— START Record extracts —

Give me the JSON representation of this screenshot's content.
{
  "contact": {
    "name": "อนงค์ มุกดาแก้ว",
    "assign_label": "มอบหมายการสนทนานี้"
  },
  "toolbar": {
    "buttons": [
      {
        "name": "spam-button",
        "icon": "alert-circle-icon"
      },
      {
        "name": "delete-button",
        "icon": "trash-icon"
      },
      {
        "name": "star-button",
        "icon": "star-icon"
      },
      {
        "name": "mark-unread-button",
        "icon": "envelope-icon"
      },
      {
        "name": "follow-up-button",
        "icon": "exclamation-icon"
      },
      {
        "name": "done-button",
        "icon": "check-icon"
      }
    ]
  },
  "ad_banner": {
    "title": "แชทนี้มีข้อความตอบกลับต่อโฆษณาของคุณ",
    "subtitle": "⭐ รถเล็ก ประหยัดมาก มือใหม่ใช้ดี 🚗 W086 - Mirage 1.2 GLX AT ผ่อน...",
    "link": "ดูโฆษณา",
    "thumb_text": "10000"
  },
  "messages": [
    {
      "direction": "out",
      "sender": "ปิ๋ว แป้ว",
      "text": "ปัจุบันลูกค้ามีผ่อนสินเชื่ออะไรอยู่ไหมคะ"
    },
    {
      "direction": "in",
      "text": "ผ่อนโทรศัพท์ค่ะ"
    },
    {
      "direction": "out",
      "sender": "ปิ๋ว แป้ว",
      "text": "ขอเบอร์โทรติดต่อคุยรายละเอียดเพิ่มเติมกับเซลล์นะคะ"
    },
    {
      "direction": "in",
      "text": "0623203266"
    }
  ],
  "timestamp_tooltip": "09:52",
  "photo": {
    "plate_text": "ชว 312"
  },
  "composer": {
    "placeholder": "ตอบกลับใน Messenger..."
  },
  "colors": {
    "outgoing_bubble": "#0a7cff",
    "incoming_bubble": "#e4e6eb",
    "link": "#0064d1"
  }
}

— END Record extracts —

Go through the records and pull out each line that includes the word "icon".

Answer to this task:
        "icon": "alert-circle-icon"
        "icon": "trash-icon"
        "icon": "star-icon"
        "icon": "envelope-icon"
        "icon": "exclamation-icon"
        "icon": "check-icon"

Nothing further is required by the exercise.